To be done: Would you pull out every line of the material that contains the string "представления"?

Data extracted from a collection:
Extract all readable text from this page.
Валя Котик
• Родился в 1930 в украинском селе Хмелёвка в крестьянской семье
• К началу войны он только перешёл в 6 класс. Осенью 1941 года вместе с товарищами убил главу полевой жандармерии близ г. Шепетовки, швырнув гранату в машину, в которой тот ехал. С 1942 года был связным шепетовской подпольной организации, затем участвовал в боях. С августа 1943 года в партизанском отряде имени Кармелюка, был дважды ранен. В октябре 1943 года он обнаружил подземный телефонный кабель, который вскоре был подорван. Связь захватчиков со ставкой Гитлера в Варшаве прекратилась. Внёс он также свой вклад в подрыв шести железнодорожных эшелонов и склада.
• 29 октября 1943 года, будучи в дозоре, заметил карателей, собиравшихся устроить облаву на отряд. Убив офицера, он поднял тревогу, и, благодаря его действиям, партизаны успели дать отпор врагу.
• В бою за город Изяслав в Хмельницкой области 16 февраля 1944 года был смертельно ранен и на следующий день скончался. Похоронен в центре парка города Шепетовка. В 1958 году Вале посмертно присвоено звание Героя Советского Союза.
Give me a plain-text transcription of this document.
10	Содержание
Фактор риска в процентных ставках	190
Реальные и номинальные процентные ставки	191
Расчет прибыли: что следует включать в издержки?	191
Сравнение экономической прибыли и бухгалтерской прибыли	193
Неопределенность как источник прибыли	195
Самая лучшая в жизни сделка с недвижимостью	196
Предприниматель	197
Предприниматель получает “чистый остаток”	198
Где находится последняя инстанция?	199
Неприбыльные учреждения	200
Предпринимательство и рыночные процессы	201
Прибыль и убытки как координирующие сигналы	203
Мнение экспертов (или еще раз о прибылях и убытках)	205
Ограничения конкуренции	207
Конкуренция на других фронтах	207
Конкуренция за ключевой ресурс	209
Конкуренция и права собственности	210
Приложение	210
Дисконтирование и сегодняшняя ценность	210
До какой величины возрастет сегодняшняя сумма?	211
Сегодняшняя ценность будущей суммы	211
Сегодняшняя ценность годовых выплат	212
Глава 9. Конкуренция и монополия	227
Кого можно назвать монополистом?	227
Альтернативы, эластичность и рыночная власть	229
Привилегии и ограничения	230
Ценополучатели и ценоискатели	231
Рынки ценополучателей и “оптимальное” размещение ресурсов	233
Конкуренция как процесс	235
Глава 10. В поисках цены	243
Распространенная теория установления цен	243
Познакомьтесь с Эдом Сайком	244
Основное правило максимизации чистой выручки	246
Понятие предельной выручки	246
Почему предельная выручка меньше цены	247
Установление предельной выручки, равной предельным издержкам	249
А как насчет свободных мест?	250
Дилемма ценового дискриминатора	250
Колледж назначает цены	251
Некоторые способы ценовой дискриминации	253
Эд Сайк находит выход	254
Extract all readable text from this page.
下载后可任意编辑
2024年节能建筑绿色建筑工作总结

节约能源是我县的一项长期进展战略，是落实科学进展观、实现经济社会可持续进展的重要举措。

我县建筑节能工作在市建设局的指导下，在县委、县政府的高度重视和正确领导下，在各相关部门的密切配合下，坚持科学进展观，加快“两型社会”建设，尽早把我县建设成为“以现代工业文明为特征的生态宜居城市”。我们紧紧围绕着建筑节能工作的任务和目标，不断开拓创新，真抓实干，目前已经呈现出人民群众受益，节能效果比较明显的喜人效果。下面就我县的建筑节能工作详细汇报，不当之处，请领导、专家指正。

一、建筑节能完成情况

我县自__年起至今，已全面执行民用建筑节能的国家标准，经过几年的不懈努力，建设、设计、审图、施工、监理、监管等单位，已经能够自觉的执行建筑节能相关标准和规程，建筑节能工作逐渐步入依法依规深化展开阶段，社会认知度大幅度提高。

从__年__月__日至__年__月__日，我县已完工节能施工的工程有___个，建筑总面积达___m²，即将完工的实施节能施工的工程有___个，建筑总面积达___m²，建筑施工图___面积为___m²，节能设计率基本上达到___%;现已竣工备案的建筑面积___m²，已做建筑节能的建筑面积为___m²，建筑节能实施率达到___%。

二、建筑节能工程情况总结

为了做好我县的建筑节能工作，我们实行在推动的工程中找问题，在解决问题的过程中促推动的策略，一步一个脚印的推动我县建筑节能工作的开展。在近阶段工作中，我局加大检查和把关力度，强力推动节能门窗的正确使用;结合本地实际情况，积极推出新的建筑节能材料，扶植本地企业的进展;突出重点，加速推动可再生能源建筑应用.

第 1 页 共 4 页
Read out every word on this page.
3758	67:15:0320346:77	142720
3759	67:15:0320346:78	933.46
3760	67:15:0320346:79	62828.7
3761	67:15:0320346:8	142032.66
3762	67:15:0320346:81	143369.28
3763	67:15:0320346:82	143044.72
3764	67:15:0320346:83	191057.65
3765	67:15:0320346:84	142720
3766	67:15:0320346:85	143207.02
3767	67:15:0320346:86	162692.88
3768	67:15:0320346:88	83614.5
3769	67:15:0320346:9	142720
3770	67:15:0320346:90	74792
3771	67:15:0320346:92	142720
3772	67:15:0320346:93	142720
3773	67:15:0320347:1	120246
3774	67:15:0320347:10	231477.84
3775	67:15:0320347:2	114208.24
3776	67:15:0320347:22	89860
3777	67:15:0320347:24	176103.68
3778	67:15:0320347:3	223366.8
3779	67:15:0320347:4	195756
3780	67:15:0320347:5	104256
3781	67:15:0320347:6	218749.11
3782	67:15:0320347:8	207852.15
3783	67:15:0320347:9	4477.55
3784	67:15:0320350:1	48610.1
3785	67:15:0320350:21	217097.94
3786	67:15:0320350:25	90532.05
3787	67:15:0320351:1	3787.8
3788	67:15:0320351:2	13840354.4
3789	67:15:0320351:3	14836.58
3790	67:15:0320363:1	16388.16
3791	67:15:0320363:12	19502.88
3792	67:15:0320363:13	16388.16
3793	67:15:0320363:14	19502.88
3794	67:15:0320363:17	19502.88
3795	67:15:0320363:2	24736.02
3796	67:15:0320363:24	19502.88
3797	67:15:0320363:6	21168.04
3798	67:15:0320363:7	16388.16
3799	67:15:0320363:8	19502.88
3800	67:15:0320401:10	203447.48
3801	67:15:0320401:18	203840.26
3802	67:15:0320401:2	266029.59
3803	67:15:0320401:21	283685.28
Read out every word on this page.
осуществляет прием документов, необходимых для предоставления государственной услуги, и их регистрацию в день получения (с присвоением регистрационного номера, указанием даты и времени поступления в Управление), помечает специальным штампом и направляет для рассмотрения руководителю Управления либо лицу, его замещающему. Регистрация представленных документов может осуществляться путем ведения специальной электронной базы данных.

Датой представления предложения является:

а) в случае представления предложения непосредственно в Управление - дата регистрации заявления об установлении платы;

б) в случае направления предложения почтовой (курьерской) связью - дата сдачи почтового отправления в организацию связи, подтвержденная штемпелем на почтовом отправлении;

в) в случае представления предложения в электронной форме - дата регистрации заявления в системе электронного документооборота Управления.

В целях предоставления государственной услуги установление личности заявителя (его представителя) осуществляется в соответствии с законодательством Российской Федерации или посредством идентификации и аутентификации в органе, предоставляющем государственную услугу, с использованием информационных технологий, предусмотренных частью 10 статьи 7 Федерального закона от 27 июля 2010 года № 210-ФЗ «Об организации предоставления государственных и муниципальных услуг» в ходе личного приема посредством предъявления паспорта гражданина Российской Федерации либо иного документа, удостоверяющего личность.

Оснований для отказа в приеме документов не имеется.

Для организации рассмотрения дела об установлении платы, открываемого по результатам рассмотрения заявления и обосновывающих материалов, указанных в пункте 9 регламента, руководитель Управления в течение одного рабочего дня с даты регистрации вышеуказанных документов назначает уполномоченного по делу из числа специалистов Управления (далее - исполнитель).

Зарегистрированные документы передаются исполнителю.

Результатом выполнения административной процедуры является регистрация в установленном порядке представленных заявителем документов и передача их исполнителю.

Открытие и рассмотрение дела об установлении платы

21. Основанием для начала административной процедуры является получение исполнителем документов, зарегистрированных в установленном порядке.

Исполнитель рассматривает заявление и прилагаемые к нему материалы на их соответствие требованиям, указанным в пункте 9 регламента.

Result of the task:
Датой представления предложения является:
а) в случае представления предложения непосредственно в Управление - дата регистрации заявления об установлении платы;
в) в случае представления предложения в электронной форме - дата регистрации заявления в системе электронного документооборота Управления.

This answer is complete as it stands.